# [WORK REQUIRED]
Pull out every line below holding the word "color".

Figure collection entries
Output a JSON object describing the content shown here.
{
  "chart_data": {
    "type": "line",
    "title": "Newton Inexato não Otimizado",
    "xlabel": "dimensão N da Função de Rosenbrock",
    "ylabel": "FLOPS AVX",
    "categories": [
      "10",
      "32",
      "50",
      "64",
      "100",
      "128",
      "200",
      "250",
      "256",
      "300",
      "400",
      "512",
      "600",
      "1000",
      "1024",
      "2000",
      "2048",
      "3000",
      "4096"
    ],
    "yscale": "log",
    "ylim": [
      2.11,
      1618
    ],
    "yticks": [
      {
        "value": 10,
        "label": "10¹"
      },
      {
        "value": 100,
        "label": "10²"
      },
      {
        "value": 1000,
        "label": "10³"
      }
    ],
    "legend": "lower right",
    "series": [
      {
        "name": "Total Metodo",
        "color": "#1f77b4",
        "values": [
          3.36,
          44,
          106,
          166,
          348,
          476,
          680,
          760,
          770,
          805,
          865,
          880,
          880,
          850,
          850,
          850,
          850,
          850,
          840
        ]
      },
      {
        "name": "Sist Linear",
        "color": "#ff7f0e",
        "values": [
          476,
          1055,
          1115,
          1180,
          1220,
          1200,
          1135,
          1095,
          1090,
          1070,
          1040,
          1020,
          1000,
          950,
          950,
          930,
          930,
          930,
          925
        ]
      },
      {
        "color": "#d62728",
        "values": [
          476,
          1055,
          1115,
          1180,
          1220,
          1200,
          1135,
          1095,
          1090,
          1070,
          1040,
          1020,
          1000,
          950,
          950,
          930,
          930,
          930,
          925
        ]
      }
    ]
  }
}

# [FULL RESPONSE]
        "color": "#1f77b4",
        "color": "#ff7f0e",
        "color": "#d62728",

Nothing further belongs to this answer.